● Exercise task: Provide nothing beyond the count of lines that include the string "platepar".

● Dataset records:
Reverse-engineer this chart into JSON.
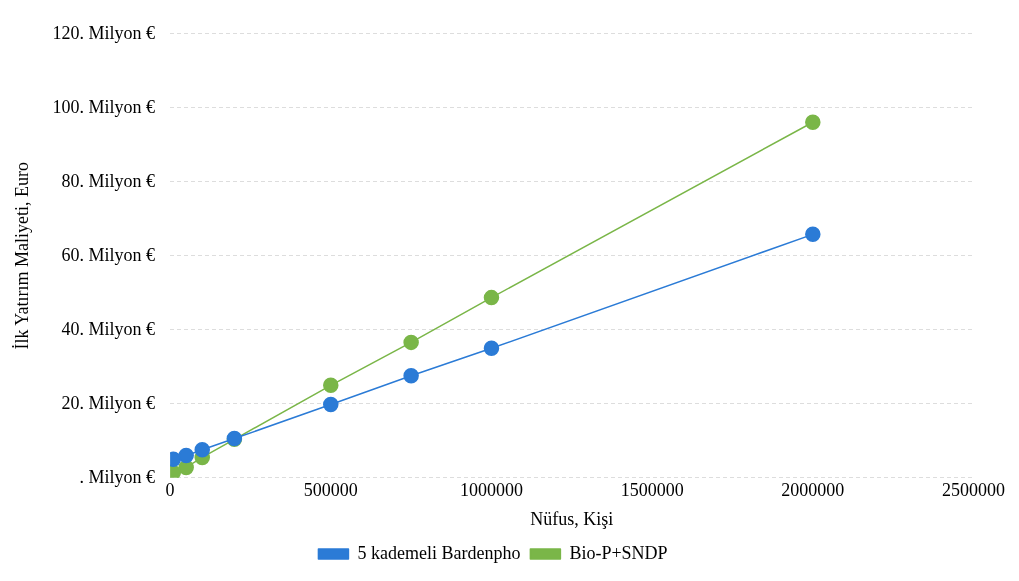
{
  "chart_data": {
    "type": "line",
    "xlabel": "Nüfus, Kişi",
    "ylabel": "İlk Yatırım Maliyeti, Euro",
    "xlim": [
      0,
      2500000
    ],
    "xticks": [
      0,
      500000,
      1000000,
      1500000,
      2000000,
      2500000
    ],
    "ylim": [
      0,
      120
    ],
    "yticks": [
      {
        "value": 0,
        "label": ". Milyon €"
      },
      {
        "value": 20,
        "label": "20. Milyon €"
      },
      {
        "value": 40,
        "label": "40. Milyon €"
      },
      {
        "value": 60,
        "label": "60. Milyon €"
      },
      {
        "value": 80,
        "label": "80. Milyon €"
      },
      {
        "value": 100,
        "label": "100. Milyon €"
      },
      {
        "value": 120,
        "label": "120. Milyon €"
      }
    ],
    "x": [
      10000,
      50000,
      100000,
      200000,
      500000,
      750000,
      1000000,
      2000000
    ],
    "series": [
      {
        "name": "Bio-P+SNDP",
        "color": "#7ab648",
        "values": [
          1.4,
          2.8,
          5.5,
          10.4,
          25.0,
          36.6,
          48.7,
          96.1
        ]
      },
      {
        "name": "5 kademeli Bardenpho",
        "color": "#2b7bd6",
        "values": [
          5.0,
          6.0,
          7.6,
          10.6,
          19.8,
          27.6,
          35.0,
          65.8
        ]
      }
    ],
    "grid": "y",
    "legend": "bottom",
    "marker": "circle",
    "line_style": "solid"
  }
}
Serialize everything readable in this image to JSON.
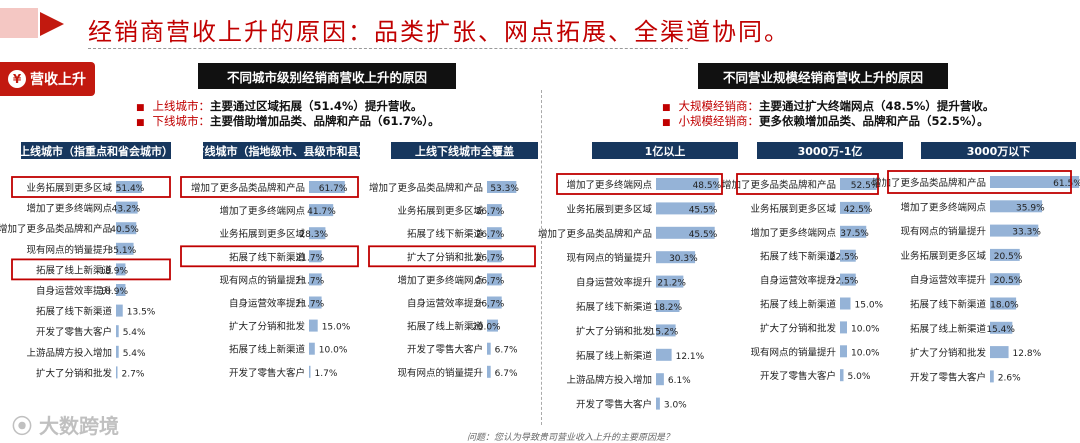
{
  "page_title": "经销商营收上升的原因：品类扩张、网点拓展、全渠道协同。",
  "tag_label": "营收上升",
  "brand": "大数跨境",
  "question": "问题：您认为导致贵司营业收入上升的主要原因是？",
  "colors": {
    "accent": "#c00000",
    "header_bg": "#17375e",
    "bar": "#95b3d7",
    "highlight_box": "#c00000"
  },
  "groups": [
    {
      "title": "不同城市级别经销商营收上升的原因",
      "notes": [
        {
          "key": "上线城市：",
          "text": "主要通过区域拓展（51.4%）提升营收。"
        },
        {
          "key": "下线城市：",
          "text": "主要借助增加品类、品牌和产品（61.7%）。"
        }
      ]
    },
    {
      "title": "不同营业规模经销商营收上升的原因",
      "notes": [
        {
          "key": "大规模经销商：",
          "text": "主要通过扩大终端网点（48.5%）提升营收。"
        },
        {
          "key": "小规模经销商：",
          "text": "更多依赖增加品类、品牌和产品（52.5%）。"
        }
      ]
    }
  ],
  "chart_data": [
    {
      "type": "bar",
      "orientation": "horizontal",
      "title": "上线城市（指重点和省会城市）",
      "categories": [
        "业务拓展到更多区域",
        "增加了更多终端网点",
        "增加了更多品类品牌和产品",
        "现有网点的销量提升",
        "拓展了线上新渠道",
        "自身运营效率提升",
        "拓展了线下新渠道",
        "开发了零售大客户",
        "上游品牌方投入增加",
        "扩大了分销和批发"
      ],
      "values": [
        51.4,
        43.2,
        40.5,
        35.1,
        18.9,
        18.9,
        13.5,
        5.4,
        5.4,
        2.7
      ],
      "labels": [
        "51.4%",
        "43.2%",
        "40.5%",
        "35.1%",
        "18.9%",
        "18.9%",
        "13.5%",
        "5.4%",
        "5.4%",
        "2.7%"
      ],
      "highlighted": [
        0,
        4
      ]
    },
    {
      "type": "bar",
      "orientation": "horizontal",
      "title": "下线城市（指地级市、县级市和县）",
      "categories": [
        "增加了更多品类品牌和产品",
        "增加了更多终端网点",
        "业务拓展到更多区域",
        "拓展了线下新渠道",
        "现有网点的销量提升",
        "自身运营效率提升",
        "扩大了分销和批发",
        "拓展了线上新渠道",
        "开发了零售大客户"
      ],
      "values": [
        61.7,
        41.7,
        28.3,
        21.7,
        21.7,
        21.7,
        15.0,
        10.0,
        1.7
      ],
      "labels": [
        "61.7%",
        "41.7%",
        "28.3%",
        "21.7%",
        "21.7%",
        "21.7%",
        "15.0%",
        "10.0%",
        "1.7%"
      ],
      "highlighted": [
        0,
        3
      ]
    },
    {
      "type": "bar",
      "orientation": "horizontal",
      "title": "上线下线城市全覆盖",
      "categories": [
        "增加了更多品类品牌和产品",
        "业务拓展到更多区域",
        "拓展了线下新渠道",
        "扩大了分销和批发",
        "增加了更多终端网点",
        "自身运营效率提升",
        "拓展了线上新渠道",
        "开发了零售大客户",
        "现有网点的销量提升"
      ],
      "values": [
        53.3,
        26.7,
        26.7,
        26.7,
        26.7,
        26.7,
        20.0,
        6.7,
        6.7
      ],
      "labels": [
        "53.3%",
        "26.7%",
        "26.7%",
        "26.7%",
        "26.7%",
        "26.7%",
        "20.0%",
        "6.7%",
        "6.7%"
      ],
      "highlighted": [
        3
      ]
    },
    {
      "type": "bar",
      "orientation": "horizontal",
      "title": "1亿以上",
      "categories": [
        "增加了更多终端网点",
        "业务拓展到更多区域",
        "增加了更多品类品牌和产品",
        "现有网点的销量提升",
        "自身运营效率提升",
        "拓展了线下新渠道",
        "扩大了分销和批发",
        "拓展了线上新渠道",
        "上游品牌方投入增加",
        "开发了零售大客户"
      ],
      "values": [
        48.5,
        45.5,
        45.5,
        30.3,
        21.2,
        18.2,
        15.2,
        12.1,
        6.1,
        3.0
      ],
      "labels": [
        "48.5%",
        "45.5%",
        "45.5%",
        "30.3%",
        "21.2%",
        "18.2%",
        "15.2%",
        "12.1%",
        "6.1%",
        "3.0%"
      ],
      "highlighted": [
        0
      ]
    },
    {
      "type": "bar",
      "orientation": "horizontal",
      "title": "3000万-1亿",
      "categories": [
        "增加了更多品类品牌和产品",
        "业务拓展到更多区域",
        "增加了更多终端网点",
        "拓展了线下新渠道",
        "自身运营效率提升",
        "拓展了线上新渠道",
        "扩大了分销和批发",
        "现有网点的销量提升",
        "开发了零售大客户"
      ],
      "values": [
        52.5,
        42.5,
        37.5,
        22.5,
        22.5,
        15.0,
        10.0,
        10.0,
        5.0
      ],
      "labels": [
        "52.5%",
        "42.5%",
        "37.5%",
        "22.5%",
        "22.5%",
        "15.0%",
        "10.0%",
        "10.0%",
        "5.0%"
      ],
      "highlighted": [
        0
      ]
    },
    {
      "type": "bar",
      "orientation": "horizontal",
      "title": "3000万以下",
      "categories": [
        "增加了更多品类品牌和产品",
        "增加了更多终端网点",
        "现有网点的销量提升",
        "业务拓展到更多区域",
        "自身运营效率提升",
        "拓展了线下新渠道",
        "拓展了线上新渠道",
        "扩大了分销和批发",
        "开发了零售大客户"
      ],
      "values": [
        61.5,
        35.9,
        33.3,
        20.5,
        20.5,
        18.0,
        15.4,
        12.8,
        2.6
      ],
      "labels": [
        "61.5%",
        "35.9%",
        "33.3%",
        "20.5%",
        "20.5%",
        "18.0%",
        "15.4%",
        "12.8%",
        "2.6%"
      ],
      "highlighted": [
        0
      ]
    }
  ]
}
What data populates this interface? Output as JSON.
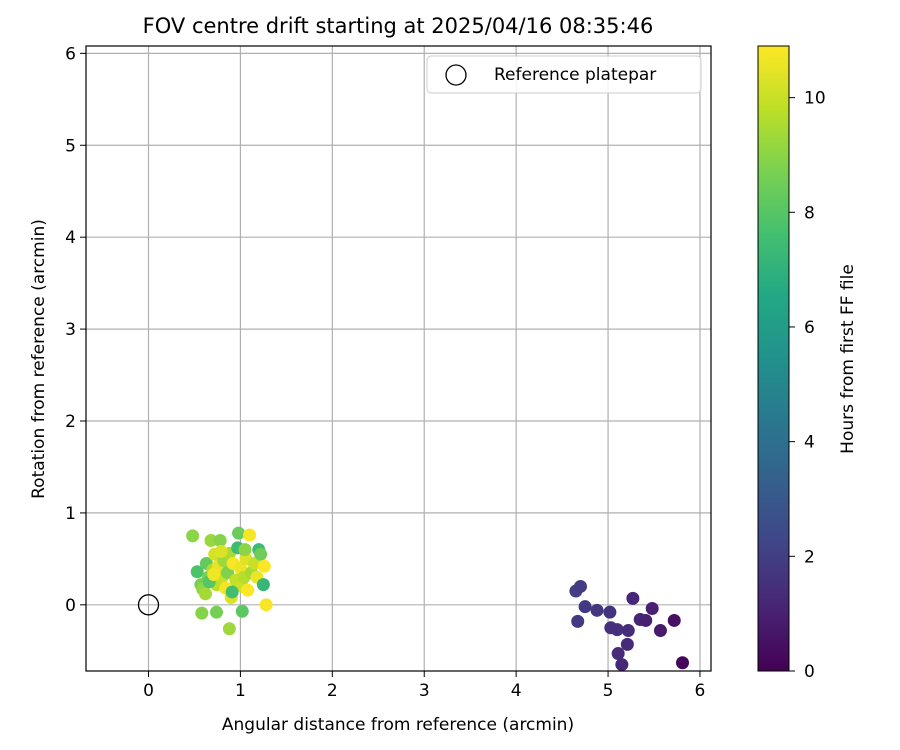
{
  "chart_data": {
    "type": "scatter",
    "title": "FOV centre drift starting at 2025/04/16 08:35:46",
    "xlabel": "Angular distance from reference (arcmin)",
    "ylabel": "Rotation from reference (arcmin)",
    "xlim": [
      -0.68,
      6.12
    ],
    "ylim": [
      -0.72,
      6.08
    ],
    "xticks": [
      "0",
      "1",
      "2",
      "3",
      "4",
      "5",
      "6"
    ],
    "yticks": [
      "0",
      "1",
      "2",
      "3",
      "4",
      "5",
      "6"
    ],
    "grid": true,
    "legend": {
      "position": "top-right",
      "entries": [
        "Reference platepar"
      ]
    },
    "reference_point": {
      "x": 0,
      "y": 0,
      "marker": "open-circle",
      "label": "Reference platepar"
    },
    "colorbar": {
      "label": "Hours from first FF file",
      "colormap": "viridis",
      "range": [
        0,
        10.9
      ],
      "ticks": [
        "0",
        "2",
        "4",
        "6",
        "8",
        "10"
      ]
    },
    "points": [
      {
        "x": 4.65,
        "y": 0.15,
        "c": 2.0
      },
      {
        "x": 4.7,
        "y": 0.2,
        "c": 1.9
      },
      {
        "x": 4.67,
        "y": -0.18,
        "c": 1.8
      },
      {
        "x": 4.75,
        "y": -0.02,
        "c": 1.8
      },
      {
        "x": 4.88,
        "y": -0.06,
        "c": 1.7
      },
      {
        "x": 5.02,
        "y": -0.08,
        "c": 1.6
      },
      {
        "x": 5.03,
        "y": -0.25,
        "c": 1.5
      },
      {
        "x": 5.1,
        "y": -0.27,
        "c": 1.5
      },
      {
        "x": 5.22,
        "y": -0.28,
        "c": 1.4
      },
      {
        "x": 5.21,
        "y": -0.43,
        "c": 1.3
      },
      {
        "x": 5.11,
        "y": -0.53,
        "c": 1.3
      },
      {
        "x": 5.15,
        "y": -0.65,
        "c": 1.2
      },
      {
        "x": 5.27,
        "y": 0.07,
        "c": 1.2
      },
      {
        "x": 5.35,
        "y": -0.16,
        "c": 1.1
      },
      {
        "x": 5.41,
        "y": -0.17,
        "c": 1.0
      },
      {
        "x": 5.48,
        "y": -0.04,
        "c": 1.0
      },
      {
        "x": 5.57,
        "y": -0.28,
        "c": 0.8
      },
      {
        "x": 5.72,
        "y": -0.17,
        "c": 0.5
      },
      {
        "x": 5.81,
        "y": -0.63,
        "c": 0.2
      },
      {
        "x": 0.48,
        "y": 0.75,
        "c": 9.0
      },
      {
        "x": 0.53,
        "y": 0.36,
        "c": 7.8
      },
      {
        "x": 0.57,
        "y": 0.22,
        "c": 8.6
      },
      {
        "x": 0.59,
        "y": 0.17,
        "c": 9.1
      },
      {
        "x": 0.62,
        "y": 0.12,
        "c": 9.4
      },
      {
        "x": 0.63,
        "y": 0.45,
        "c": 8.3
      },
      {
        "x": 0.65,
        "y": 0.3,
        "c": 8.7
      },
      {
        "x": 0.68,
        "y": 0.7,
        "c": 9.2
      },
      {
        "x": 0.7,
        "y": 0.38,
        "c": 9.6
      },
      {
        "x": 0.72,
        "y": 0.55,
        "c": 10.2
      },
      {
        "x": 0.74,
        "y": 0.22,
        "c": 9.8
      },
      {
        "x": 0.76,
        "y": 0.42,
        "c": 10.5
      },
      {
        "x": 0.78,
        "y": 0.7,
        "c": 8.9
      },
      {
        "x": 0.8,
        "y": 0.3,
        "c": 10.0
      },
      {
        "x": 0.82,
        "y": 0.48,
        "c": 9.3
      },
      {
        "x": 0.84,
        "y": 0.18,
        "c": 10.7
      },
      {
        "x": 0.86,
        "y": 0.35,
        "c": 8.8
      },
      {
        "x": 0.88,
        "y": 0.56,
        "c": 9.5
      },
      {
        "x": 0.9,
        "y": 0.08,
        "c": 10.3
      },
      {
        "x": 0.92,
        "y": 0.45,
        "c": 10.8
      },
      {
        "x": 0.95,
        "y": 0.27,
        "c": 9.9
      },
      {
        "x": 0.97,
        "y": 0.62,
        "c": 7.5
      },
      {
        "x": 0.98,
        "y": 0.78,
        "c": 8.4
      },
      {
        "x": 1.0,
        "y": 0.4,
        "c": 10.6
      },
      {
        "x": 1.02,
        "y": 0.2,
        "c": 10.1
      },
      {
        "x": 1.04,
        "y": 0.3,
        "c": 9.7
      },
      {
        "x": 1.06,
        "y": 0.5,
        "c": 10.4
      },
      {
        "x": 1.08,
        "y": 0.16,
        "c": 10.9
      },
      {
        "x": 1.1,
        "y": 0.76,
        "c": 10.8
      },
      {
        "x": 1.12,
        "y": 0.35,
        "c": 9.4
      },
      {
        "x": 1.15,
        "y": 0.45,
        "c": 10.0
      },
      {
        "x": 1.18,
        "y": 0.3,
        "c": 10.6
      },
      {
        "x": 1.2,
        "y": 0.6,
        "c": 7.4
      },
      {
        "x": 1.22,
        "y": 0.55,
        "c": 8.5
      },
      {
        "x": 1.25,
        "y": 0.22,
        "c": 7.2
      },
      {
        "x": 1.26,
        "y": 0.42,
        "c": 10.9
      },
      {
        "x": 1.28,
        "y": 0.0,
        "c": 10.8
      },
      {
        "x": 0.58,
        "y": -0.09,
        "c": 8.9
      },
      {
        "x": 0.74,
        "y": -0.08,
        "c": 8.6
      },
      {
        "x": 0.88,
        "y": -0.26,
        "c": 9.3
      },
      {
        "x": 1.02,
        "y": -0.07,
        "c": 8.1
      },
      {
        "x": 0.66,
        "y": 0.25,
        "c": 8.0
      },
      {
        "x": 0.91,
        "y": 0.14,
        "c": 7.6
      },
      {
        "x": 1.05,
        "y": 0.6,
        "c": 9.0
      },
      {
        "x": 0.79,
        "y": 0.58,
        "c": 10.3
      },
      {
        "x": 0.71,
        "y": 0.33,
        "c": 10.7
      }
    ]
  }
}
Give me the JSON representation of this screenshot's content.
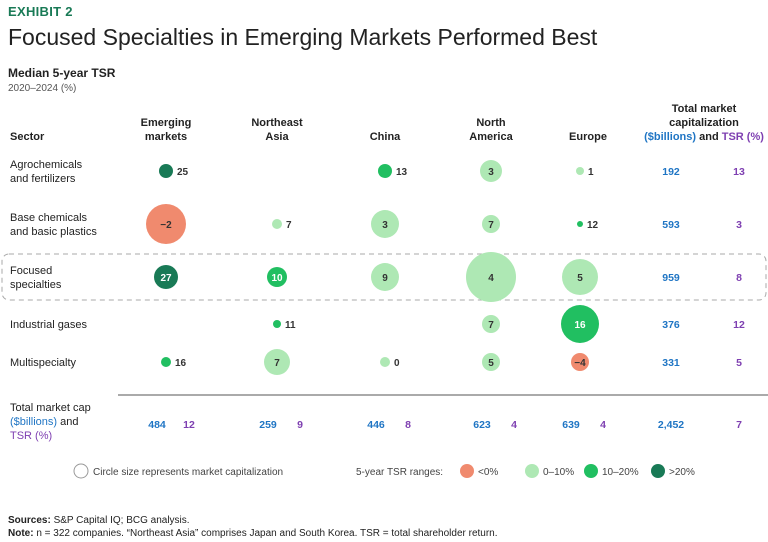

● In response: 2